» **Exercise requirements**: Return every line below in which "document" appears.

──────

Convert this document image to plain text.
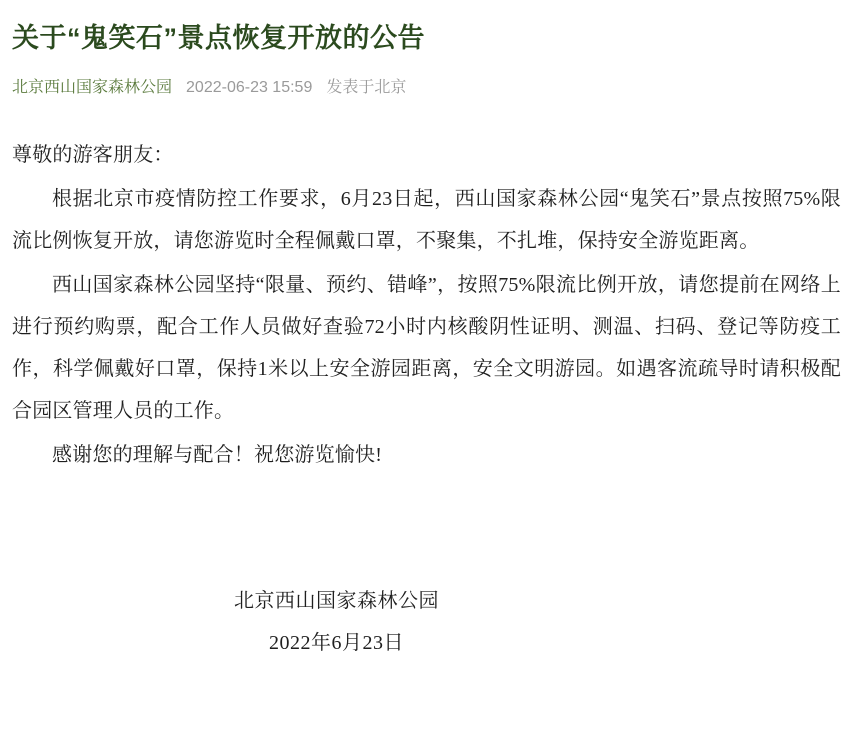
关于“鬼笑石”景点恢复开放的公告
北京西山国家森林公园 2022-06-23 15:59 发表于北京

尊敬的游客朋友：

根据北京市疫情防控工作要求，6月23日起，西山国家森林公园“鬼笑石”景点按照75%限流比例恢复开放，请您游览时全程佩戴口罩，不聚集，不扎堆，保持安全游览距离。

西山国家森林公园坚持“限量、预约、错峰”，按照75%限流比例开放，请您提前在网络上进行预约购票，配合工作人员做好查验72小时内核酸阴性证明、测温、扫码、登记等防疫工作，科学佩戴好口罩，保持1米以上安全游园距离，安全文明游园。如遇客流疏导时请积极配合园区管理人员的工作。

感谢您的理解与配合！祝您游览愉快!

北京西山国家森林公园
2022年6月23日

──────

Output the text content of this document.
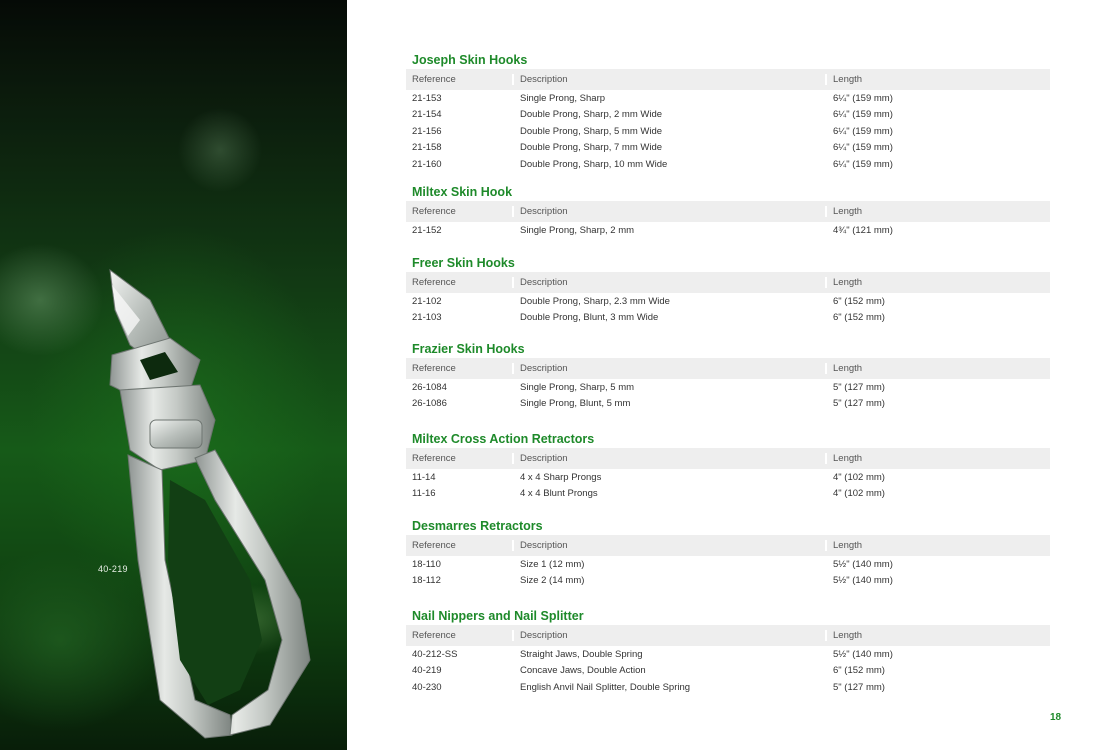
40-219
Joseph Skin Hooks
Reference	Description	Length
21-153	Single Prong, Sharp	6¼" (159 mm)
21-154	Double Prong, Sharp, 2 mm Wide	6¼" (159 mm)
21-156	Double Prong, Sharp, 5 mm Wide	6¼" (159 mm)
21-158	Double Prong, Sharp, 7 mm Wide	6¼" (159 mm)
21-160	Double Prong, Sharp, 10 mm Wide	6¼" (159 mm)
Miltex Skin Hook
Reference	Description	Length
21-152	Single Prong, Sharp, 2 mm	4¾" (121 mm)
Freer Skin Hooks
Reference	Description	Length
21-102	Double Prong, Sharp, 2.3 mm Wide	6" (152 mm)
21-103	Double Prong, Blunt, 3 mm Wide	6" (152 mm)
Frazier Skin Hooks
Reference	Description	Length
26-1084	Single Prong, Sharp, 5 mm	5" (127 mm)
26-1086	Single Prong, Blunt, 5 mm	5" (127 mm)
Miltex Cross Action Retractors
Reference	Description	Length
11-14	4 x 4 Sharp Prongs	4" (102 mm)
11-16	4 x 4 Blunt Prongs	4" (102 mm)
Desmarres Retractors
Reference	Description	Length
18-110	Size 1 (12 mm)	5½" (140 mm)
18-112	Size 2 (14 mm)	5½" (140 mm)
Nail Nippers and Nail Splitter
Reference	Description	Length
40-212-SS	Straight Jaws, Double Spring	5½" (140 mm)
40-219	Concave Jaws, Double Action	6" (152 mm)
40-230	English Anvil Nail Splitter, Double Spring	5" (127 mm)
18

──────

» **Solved exercise**:
Convert this document image to plain text.
Output the text content of this document.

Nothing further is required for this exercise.